══ Trecho selecionado

A Justiça da Venezuela encerrou definitivamente o processo contra a juíza María Lourdes Afiuni, presa em 2009 após determinar a libertação sob fiança do banqueiro Eligio Cedeño. Com a decisão, a magistrada recuperou a liberdade plena, segundo a família.
Afiuni passou mais de 15 anos sob processos e restrições judiciais. Na época da prisão, o então presidente Hugo Chávez chegou a defender publicamente que ela recebesse a pena máxima de 30 anos.
A juíza ficou dois anos presa e depois passou à prisão domiciliar por problemas de saúde. Em 2019, foi condenada a cinco anos pelo crime de “corrupção espiritual”, que, segundo a defesa, não existe na legislação venezuelana.

════
══ Trechos de dados

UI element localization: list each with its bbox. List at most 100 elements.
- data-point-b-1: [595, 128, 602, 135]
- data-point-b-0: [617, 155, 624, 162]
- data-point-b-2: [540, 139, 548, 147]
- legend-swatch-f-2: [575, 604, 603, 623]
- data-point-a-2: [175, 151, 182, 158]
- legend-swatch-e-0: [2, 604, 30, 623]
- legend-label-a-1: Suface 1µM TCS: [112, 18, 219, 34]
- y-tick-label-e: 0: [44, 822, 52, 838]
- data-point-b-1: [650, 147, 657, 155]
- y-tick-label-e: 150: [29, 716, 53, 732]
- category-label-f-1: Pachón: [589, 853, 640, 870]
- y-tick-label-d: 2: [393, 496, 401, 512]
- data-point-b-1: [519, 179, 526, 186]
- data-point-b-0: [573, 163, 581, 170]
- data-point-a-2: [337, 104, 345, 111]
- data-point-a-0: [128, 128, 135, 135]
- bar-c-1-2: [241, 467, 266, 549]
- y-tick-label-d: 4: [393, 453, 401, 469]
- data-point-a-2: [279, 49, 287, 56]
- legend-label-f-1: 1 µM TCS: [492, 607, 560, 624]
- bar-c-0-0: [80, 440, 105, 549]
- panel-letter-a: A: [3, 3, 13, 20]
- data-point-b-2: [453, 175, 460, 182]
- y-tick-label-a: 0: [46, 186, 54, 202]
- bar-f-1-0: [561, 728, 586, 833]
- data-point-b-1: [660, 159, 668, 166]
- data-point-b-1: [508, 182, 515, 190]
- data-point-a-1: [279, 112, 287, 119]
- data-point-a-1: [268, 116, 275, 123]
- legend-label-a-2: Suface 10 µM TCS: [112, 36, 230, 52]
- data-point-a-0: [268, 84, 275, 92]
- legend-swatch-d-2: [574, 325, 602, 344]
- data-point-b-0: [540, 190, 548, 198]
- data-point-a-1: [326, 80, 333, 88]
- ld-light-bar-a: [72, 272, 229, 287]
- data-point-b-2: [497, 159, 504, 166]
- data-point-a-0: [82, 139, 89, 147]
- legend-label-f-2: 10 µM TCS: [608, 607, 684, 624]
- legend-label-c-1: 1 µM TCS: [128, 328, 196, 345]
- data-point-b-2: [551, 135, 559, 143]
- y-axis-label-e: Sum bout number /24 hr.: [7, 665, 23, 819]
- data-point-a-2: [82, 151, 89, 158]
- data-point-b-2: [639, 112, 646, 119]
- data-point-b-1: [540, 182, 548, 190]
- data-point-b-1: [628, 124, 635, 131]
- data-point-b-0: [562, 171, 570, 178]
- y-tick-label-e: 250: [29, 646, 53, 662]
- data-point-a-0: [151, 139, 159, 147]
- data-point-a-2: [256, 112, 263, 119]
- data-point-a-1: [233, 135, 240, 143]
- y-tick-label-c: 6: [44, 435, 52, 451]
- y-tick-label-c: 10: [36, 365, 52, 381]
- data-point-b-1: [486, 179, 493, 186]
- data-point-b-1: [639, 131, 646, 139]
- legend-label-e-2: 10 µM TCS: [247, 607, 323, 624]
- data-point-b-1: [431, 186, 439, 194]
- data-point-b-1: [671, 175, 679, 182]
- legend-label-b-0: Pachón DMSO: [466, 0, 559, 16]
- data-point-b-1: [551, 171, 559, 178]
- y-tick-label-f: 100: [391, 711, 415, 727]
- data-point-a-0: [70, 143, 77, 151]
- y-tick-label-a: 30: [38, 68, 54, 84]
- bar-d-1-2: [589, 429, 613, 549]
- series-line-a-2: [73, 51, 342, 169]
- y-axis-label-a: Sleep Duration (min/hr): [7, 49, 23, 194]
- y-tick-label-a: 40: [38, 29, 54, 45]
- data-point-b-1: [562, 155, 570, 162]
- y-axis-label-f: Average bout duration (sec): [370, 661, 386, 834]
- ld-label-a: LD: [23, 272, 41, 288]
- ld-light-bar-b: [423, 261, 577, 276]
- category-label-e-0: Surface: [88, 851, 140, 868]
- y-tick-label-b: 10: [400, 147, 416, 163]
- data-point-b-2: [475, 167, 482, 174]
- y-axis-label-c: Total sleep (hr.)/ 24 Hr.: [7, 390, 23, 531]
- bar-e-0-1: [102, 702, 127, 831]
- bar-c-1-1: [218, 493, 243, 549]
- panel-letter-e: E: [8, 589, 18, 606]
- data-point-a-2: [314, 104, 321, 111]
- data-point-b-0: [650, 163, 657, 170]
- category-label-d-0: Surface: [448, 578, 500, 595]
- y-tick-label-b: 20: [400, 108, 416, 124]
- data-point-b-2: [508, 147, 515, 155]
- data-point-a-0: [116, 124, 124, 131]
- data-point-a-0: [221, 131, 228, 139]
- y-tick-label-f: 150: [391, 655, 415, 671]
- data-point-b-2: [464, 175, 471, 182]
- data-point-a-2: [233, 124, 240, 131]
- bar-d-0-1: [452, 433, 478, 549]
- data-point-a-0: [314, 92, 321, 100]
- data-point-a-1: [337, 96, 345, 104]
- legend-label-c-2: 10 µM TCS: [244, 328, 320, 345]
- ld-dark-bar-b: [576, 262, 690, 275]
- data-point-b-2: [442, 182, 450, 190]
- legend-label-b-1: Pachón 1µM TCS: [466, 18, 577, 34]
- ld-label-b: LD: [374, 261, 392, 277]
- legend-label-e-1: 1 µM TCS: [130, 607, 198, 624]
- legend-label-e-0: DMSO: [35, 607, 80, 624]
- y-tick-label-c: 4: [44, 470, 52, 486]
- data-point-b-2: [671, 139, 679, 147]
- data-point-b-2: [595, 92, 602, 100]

════

■ **Questão A**
Segundo a notícia sobre a juíza Afiuni, quanto tempo ela ficou presa antes de passar à prisão domiciliar?
■ **Questão B**
Prolongue a notícia sobre a juíza Afiuni, começando logo após a última frase.
Os registros não têm relação com o texto.

■ **Resposta A**
Dois anos.

■ **Resposta B**
O caso transformou Afiuni em símbolo das denúncias de perseguição judicial e ataques à independência da Justiça na Venezuela. Organizações internacionais, incluindo a ONU, apontaram violações ao devido processo e classificaram sua prisão como arbitrária.
Segundo a família, o encerramento do processo ocorre enquanto Afiuni enfrenta problemas graves de saúde. Exames identificaram três lesões tumorais em diferentes partes do corpo que precisam de atendimento médico imediato.